* Written task
Copy each of the following lines word for word, without changing anything.

* BEGIN Provided data *

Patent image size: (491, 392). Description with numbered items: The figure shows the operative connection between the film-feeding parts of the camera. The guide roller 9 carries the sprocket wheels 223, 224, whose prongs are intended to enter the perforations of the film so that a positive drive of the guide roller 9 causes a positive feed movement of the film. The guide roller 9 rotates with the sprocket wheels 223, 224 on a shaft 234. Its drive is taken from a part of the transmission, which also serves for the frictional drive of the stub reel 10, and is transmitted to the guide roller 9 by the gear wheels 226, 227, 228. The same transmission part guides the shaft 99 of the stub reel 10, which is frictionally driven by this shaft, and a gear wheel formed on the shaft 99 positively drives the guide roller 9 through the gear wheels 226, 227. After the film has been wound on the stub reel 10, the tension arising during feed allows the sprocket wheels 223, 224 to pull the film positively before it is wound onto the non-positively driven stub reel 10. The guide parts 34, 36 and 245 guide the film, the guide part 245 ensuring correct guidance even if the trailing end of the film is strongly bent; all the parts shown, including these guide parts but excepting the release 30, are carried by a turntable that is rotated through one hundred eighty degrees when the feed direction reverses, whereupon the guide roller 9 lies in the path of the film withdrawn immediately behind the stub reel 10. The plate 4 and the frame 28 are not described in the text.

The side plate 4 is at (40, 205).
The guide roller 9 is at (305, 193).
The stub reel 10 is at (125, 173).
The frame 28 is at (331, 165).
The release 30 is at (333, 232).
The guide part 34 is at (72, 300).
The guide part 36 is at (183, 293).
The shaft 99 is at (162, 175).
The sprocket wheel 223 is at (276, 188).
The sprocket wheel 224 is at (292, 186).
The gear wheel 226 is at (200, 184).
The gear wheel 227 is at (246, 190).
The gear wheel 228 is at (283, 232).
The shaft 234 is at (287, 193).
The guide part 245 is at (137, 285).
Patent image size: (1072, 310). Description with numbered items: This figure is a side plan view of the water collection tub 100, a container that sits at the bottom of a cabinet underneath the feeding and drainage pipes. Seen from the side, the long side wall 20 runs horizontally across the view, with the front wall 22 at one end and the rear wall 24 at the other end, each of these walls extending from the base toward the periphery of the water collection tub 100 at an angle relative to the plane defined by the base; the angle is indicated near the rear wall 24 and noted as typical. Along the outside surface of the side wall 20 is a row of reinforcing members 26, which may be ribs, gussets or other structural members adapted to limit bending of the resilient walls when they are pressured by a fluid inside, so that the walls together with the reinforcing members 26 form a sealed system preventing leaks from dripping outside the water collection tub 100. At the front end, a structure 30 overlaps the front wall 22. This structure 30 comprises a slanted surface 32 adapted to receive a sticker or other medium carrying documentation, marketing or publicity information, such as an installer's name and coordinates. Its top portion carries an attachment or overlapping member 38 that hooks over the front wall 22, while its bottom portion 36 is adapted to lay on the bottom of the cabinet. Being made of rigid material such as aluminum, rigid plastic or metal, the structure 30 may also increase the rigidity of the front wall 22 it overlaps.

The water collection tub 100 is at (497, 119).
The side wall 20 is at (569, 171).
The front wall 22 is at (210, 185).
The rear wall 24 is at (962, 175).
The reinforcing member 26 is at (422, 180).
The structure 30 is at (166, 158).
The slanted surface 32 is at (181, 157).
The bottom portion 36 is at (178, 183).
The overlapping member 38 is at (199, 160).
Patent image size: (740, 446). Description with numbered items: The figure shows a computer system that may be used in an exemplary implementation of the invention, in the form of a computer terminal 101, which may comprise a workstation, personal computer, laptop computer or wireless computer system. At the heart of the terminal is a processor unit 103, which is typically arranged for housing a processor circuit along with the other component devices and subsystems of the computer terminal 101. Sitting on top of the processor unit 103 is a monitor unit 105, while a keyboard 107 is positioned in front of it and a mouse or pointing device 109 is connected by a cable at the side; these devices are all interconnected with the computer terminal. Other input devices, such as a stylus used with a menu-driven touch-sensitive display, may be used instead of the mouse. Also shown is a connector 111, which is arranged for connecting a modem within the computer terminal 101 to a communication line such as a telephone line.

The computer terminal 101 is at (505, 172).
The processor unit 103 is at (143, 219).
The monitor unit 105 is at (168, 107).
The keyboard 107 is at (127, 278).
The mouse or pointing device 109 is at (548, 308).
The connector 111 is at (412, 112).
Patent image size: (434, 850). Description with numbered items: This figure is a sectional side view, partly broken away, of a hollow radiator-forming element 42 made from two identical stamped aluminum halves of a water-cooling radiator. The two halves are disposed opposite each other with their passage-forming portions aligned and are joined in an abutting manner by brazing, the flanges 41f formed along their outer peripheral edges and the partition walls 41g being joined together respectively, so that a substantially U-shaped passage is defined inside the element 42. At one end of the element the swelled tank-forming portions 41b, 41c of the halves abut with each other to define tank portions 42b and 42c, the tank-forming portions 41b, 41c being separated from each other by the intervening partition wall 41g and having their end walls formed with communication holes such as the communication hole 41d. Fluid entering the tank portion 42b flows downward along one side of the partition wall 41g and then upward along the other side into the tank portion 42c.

* END Provided data *

* Completed exercise
Patent image size: (491, 392). Description with numbered items: The figure shows the operative connection between the film-feeding parts of the camera. The guide roller 9 carries the sprocket wheels 223, 224, whose prongs are intended to enter the perforations of the film so that a positive drive of the guide roller 9 causes a positive feed movement of the film. The guide roller 9 rotates with the sprocket wheels 223, 224 on a shaft 234. Its drive is taken from a part of the transmission, which also serves for the frictional drive of the stub reel 10, and is transmitted to the guide roller 9 by the gear wheels 226, 227, 228. The same transmission part guides the shaft 99 of the stub reel 10, which is frictionally driven by this shaft, and a gear wheel formed on the shaft 99 positively drives the guide roller 9 through the gear wheels 226, 227. After the film has been wound on the stub reel 10, the tension arising during feed allows the sprocket wheels 223, 224 to pull the film positively before it is wound onto the non-positively driven stub reel 10. The guide parts 34, 36 and 245 guide the film, the guide part 245 ensuring correct guidance even if the trailing end of the film is strongly bent; all the parts shown, including these guide parts but excepting the release 30, are carried by a turntable that is rotated through one hundred eighty degrees when the feed direction reverses, whereupon the guide roller 9 lies in the path of the film withdrawn immediately behind the stub reel 10. The plate 4 and the frame 28 are not described in the text.

The side plate 4 is at (40, 205).
The guide roller 9 is at (305, 193).
The stub reel 10 is at (125, 173).
The frame 28 is at (331, 165).
The release 30 is at (333, 232).
The guide part 34 is at (72, 300).
The guide part 36 is at (183, 293).
The shaft 99 is at (162, 175).
The sprocket wheel 223 is at (276, 188).
The sprocket wheel 224 is at (292, 186).
The gear wheel 226 is at (200, 184).
The gear wheel 227 is at (246, 190).
The gear wheel 228 is at (283, 232).
The shaft 234 is at (287, 193).
The guide part 245 is at (137, 285).
Patent image size: (1072, 310). Description with numbered items: This figure is a side plan view of the water collection tub 100, a container that sits at the bottom of a cabinet underneath the feeding and drainage pipes. Seen from the side, the long side wall 20 runs horizontally across the view, with the front wall 22 at one end and the rear wall 24 at the other end, each of these walls extending from the base toward the periphery of the water collection tub 100 at an angle relative to the plane defined by the base; the angle is indicated near the rear wall 24 and noted as typical. Along the outside surface of the side wall 20 is a row of reinforcing members 26, which may be ribs, gussets or other structural members adapted to limit bending of the resilient walls when they are pressured by a fluid inside, so that the walls together with the reinforcing members 26 form a sealed system preventing leaks from dripping outside the water collection tub 100. At the front end, a structure 30 overlaps the front wall 22. This structure 30 comprises a slanted surface 32 adapted to receive a sticker or other medium carrying documentation, marketing or publicity information, such as an installer's name and coordinates. Its top portion carries an attachment or overlapping member 38 that hooks over the front wall 22, while its bottom portion 36 is adapted to lay on the bottom of the cabinet. Being made of rigid material such as aluminum, rigid plastic or metal, the structure 30 may also increase the rigidity of the front wall 22 it overlaps.

The water collection tub 100 is at (497, 119).
The side wall 20 is at (569, 171).
The front wall 22 is at (210, 185).
The rear wall 24 is at (962, 175).
The reinforcing member 26 is at (422, 180).
The structure 30 is at (166, 158).
The slanted surface 32 is at (181, 157).
The bottom portion 36 is at (178, 183).
The overlapping member 38 is at (199, 160).
Patent image size: (740, 446). Description with numbered items: The figure shows a computer system that may be used in an exemplary implementation of the invention, in the form of a computer terminal 101, which may comprise a workstation, personal computer, laptop computer or wireless computer system. At the heart of the terminal is a processor unit 103, which is typically arranged for housing a processor circuit along with the other component devices and subsystems of the computer terminal 101. Sitting on top of the processor unit 103 is a monitor unit 105, while a keyboard 107 is positioned in front of it and a mouse or pointing device 109 is connected by a cable at the side; these devices are all interconnected with the computer terminal. Other input devices, such as a stylus used with a menu-driven touch-sensitive display, may be used instead of the mouse. Also shown is a connector 111, which is arranged for connecting a modem within the computer terminal 101 to a communication line such as a telephone line.

The computer terminal 101 is at (505, 172).
The processor unit 103 is at (143, 219).
The monitor unit 105 is at (168, 107).
The keyboard 107 is at (127, 278).
The mouse or pointing device 109 is at (548, 308).
The connector 111 is at (412, 112).
Patent image size: (434, 850). Description with numbered items: This figure is a sectional side view, partly broken away, of a hollow radiator-forming element 42 made from two identical stamped aluminum halves of a water-cooling radiator. The two halves are disposed opposite each other with their passage-forming portions aligned and are joined in an abutting manner by brazing, the flanges 41f formed along their outer peripheral edges and the partition walls 41g being joined together respectively, so that a substantially U-shaped passage is defined inside the element 42. At one end of the element the swelled tank-forming portions 41b, 41c of the halves abut with each other to define tank portions 42b and 42c, the tank-forming portions 41b, 41c being separated from each other by the intervening partition wall 41g and having their end walls formed with communication holes such as the communication hole 41d. Fluid entering the tank portion 42b flows downward along one side of the partition wall 41g and then upward along the other side into the tank portion 42c.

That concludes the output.